# The problem
Without the pictures, give the entries below again exactly as written.

# Entries provided
* * * * * * * * *
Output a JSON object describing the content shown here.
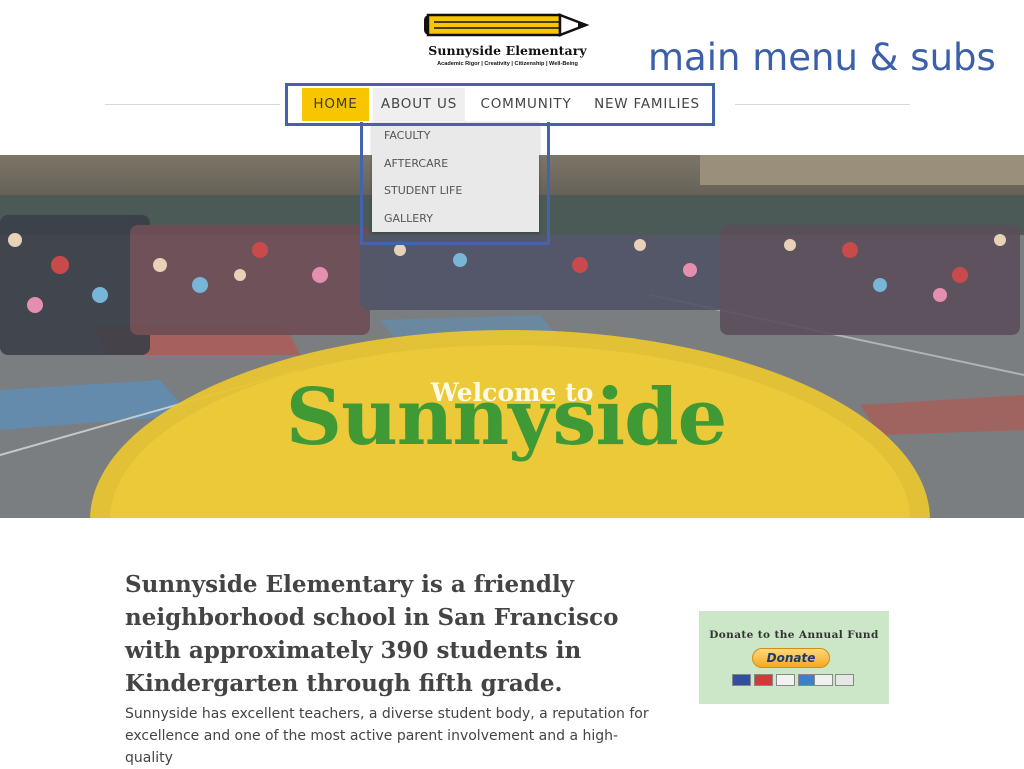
{
  "header": {
    "school_name": "Sunnyside Elementary",
    "tagline": "Academic Rigor | Creativity | Citizenship | Well-Being",
    "annotation": "main menu & subs"
  },
  "nav": {
    "items": [
      {
        "label": "HOME",
        "active": true
      },
      {
        "label": "ABOUT US",
        "hover": true
      },
      {
        "label": "COMMUNITY"
      },
      {
        "label": "NEW FAMILIES"
      }
    ],
    "submenu": [
      "FACULTY",
      "AFTERCARE",
      "STUDENT LIFE",
      "GALLERY"
    ]
  },
  "hero": {
    "welcome": "Welcome to",
    "title": "Sunnyside"
  },
  "content": {
    "intro": "Sunnyside Elementary is a friendly neighborhood school in San Francisco with approximately 390 students in Kindergarten through fifth grade.",
    "body": "Sunnyside has excellent teachers, a diverse student body, a reputation for excellence and one of the most active parent involvement and a high-quality"
  },
  "donate": {
    "title": "Donate to the Annual Fund",
    "button": "Donate"
  },
  "colors": {
    "accent_yellow": "#f7c600",
    "brand_green": "#3f9a36",
    "annotation_blue": "#3b5fa8",
    "donate_bg": "#cce6c8"
  },
  "icons": [
    "pencil-logo-icon",
    "credit-card-icons"
  ]
}
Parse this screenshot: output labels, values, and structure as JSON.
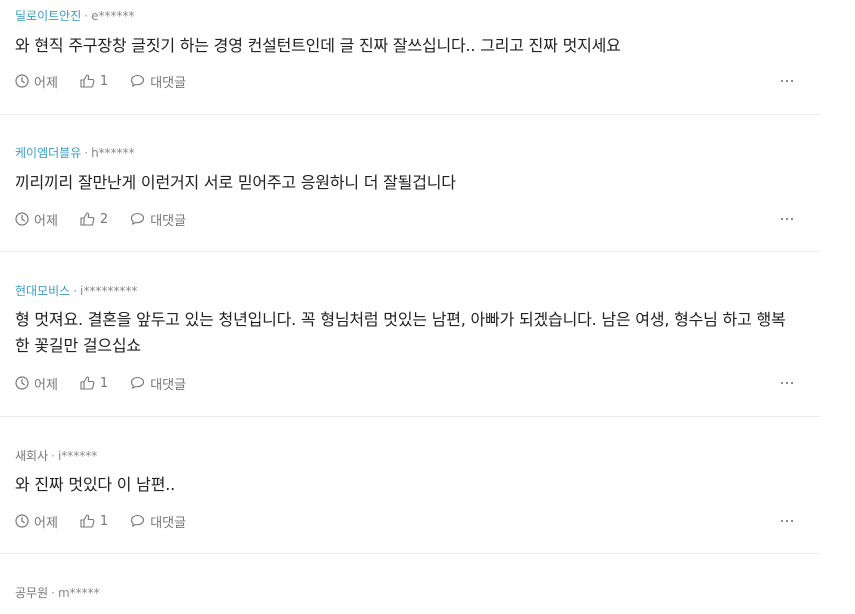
{
  "comments": [
    {
      "company": "딜로이트안진",
      "user": "e******",
      "text": "와 현직 주구장창 글짓기 하는 경영 컨설턴트인데 글 진짜 잘쓰십니다.. 그리고 진짜 멋지세요",
      "time": "어제",
      "likes": "1",
      "reply": "대댓글"
    },
    {
      "company": "케이엠더블유",
      "user": "h******",
      "text": "끼리끼리 잘만난게 이런거지 서로 믿어주고 응원하니 더 잘될겁니다",
      "time": "어제",
      "likes": "2",
      "reply": "대댓글"
    },
    {
      "company": "현대모비스",
      "user": "i*********",
      "text": "형 멋져요. 결혼을 앞두고 있는 청년입니다. 꼭 형님처럼 멋있는 남편, 아빠가 되겠습니다. 남은 여생, 형수님 하고 행복한 꽃길만 걸으십쇼",
      "time": "어제",
      "likes": "1",
      "reply": "대댓글"
    },
    {
      "company": "새회사",
      "user": "i******",
      "text": "와 진짜 멋있다 이 남편..",
      "time": "어제",
      "likes": "1",
      "reply": "대댓글"
    },
    {
      "company": "공무원",
      "user": "m*****"
    }
  ],
  "colors": {
    "company_link": "#3a9ec4",
    "company_plain": "#777777",
    "meta_text": "#888888",
    "divider": "#ececec"
  },
  "icons": {
    "time": "clock-icon",
    "like": "thumbs-up-icon",
    "reply": "speech-bubble-icon",
    "more": "more-dots-icon"
  }
}
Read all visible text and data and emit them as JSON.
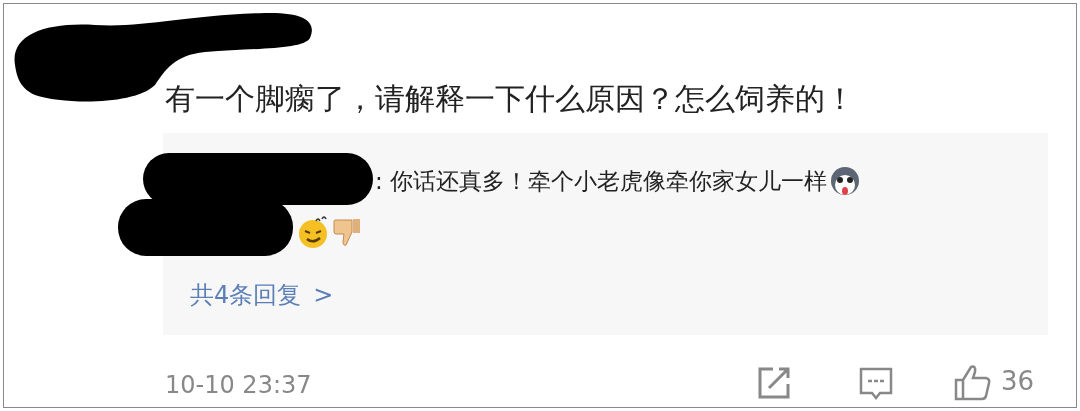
{
  "comment": {
    "text": "有一个脚瘸了，请解释一下什么原因？怎么饲养的！"
  },
  "replies": {
    "items": [
      {
        "text": ": 你话还真多！牵个小老虎像牵你家女儿一样"
      }
    ],
    "more_link": "共4条回复",
    "more_arrow": ">"
  },
  "footer": {
    "time": "10-10 23:37",
    "likes": "36"
  }
}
* * * * * * * * *
# Written solution
Output a JSON object describing the content shown here.
{
  "header": {
    "school_name": "Sunnyside Elementary",
    "tagline": "Academic Rigor | Creativity | Citizenship | Well-Being",
    "annotation": "main menu & subs"
  },
  "nav": {
    "items": [
      {
        "label": "HOME",
        "active": true
      },
      {
        "label": "ABOUT US",
        "hover": true
      },
      {
        "label": "COMMUNITY"
      },
      {
        "label": "NEW FAMILIES"
      }
    ],
    "submenu": [
      "FACULTY",
      "AFTERCARE",
      "STUDENT LIFE",
      "GALLERY"
    ]
  },
  "hero": {
    "welcome": "Welcome to",
    "title": "Sunnyside"
  },
  "content": {
    "intro": "Sunnyside Elementary is a friendly neighborhood school in San Francisco with approximately 390 students in Kindergarten through fifth grade.",
    "body": "Sunnyside has excellent teachers, a diverse student body, a reputation for excellence and one of the most active parent involvement and a high-quality"
  },
  "donate": {
    "title": "Donate to the Annual Fund",
    "button": "Donate"
  },
  "colors": {
    "accent_yellow": "#f7c600",
    "brand_green": "#3f9a36",
    "annotation_blue": "#3b5fa8",
    "donate_bg": "#cce6c8"
  },
  "icons": [
    "pencil-logo-icon",
    "credit-card-icons"
  ]
}
Parse this screenshot: output labels, values, and structure as JSON.
{
  "comments": [
    {
      "company": "딜로이트안진",
      "user": "e******",
      "text": "와 현직 주구장창 글짓기 하는 경영 컨설턴트인데 글 진짜 잘쓰십니다.. 그리고 진짜 멋지세요",
      "time": "어제",
      "likes": "1",
      "reply": "대댓글"
    },
    {
      "company": "케이엠더블유",
      "user": "h******",
      "text": "끼리끼리 잘만난게 이런거지 서로 믿어주고 응원하니 더 잘될겁니다",
      "time": "어제",
      "likes": "2",
      "reply": "대댓글"
    },
    {
      "company": "현대모비스",
      "user": "i*********",
      "text": "형 멋져요. 결혼을 앞두고 있는 청년입니다. 꼭 형님처럼 멋있는 남편, 아빠가 되겠습니다. 남은 여생, 형수님 하고 행복한 꽃길만 걸으십쇼",
      "time": "어제",
      "likes": "1",
      "reply": "대댓글"
    },
    {
      "company": "새회사",
      "user": "i******",
      "text": "와 진짜 멋있다 이 남편..",
      "time": "어제",
      "likes": "1",
      "reply": "대댓글"
    },
    {
      "company": "공무원",
      "user": "m*****"
    }
  ],
  "colors": {
    "company_link": "#3a9ec4",
    "company_plain": "#777777",
    "meta_text": "#888888",
    "divider": "#ececec"
  },
  "icons": {
    "time": "clock-icon",
    "like": "thumbs-up-icon",
    "reply": "speech-bubble-icon",
    "more": "more-dots-icon"
  }
}
Read all visible text and data and emit them as JSON.
{
  "comment": {
    "text": "有一个脚瘸了，请解释一下什么原因？怎么饲养的！"
  },
  "replies": {
    "items": [
      {
        "text": ": 你话还真多！牵个小老虎像牵你家女儿一样"
      }
    ],
    "more_link": "共4条回复",
    "more_arrow": ">"
  },
  "footer": {
    "time": "10-10 23:37",
    "likes": "36"
  }
}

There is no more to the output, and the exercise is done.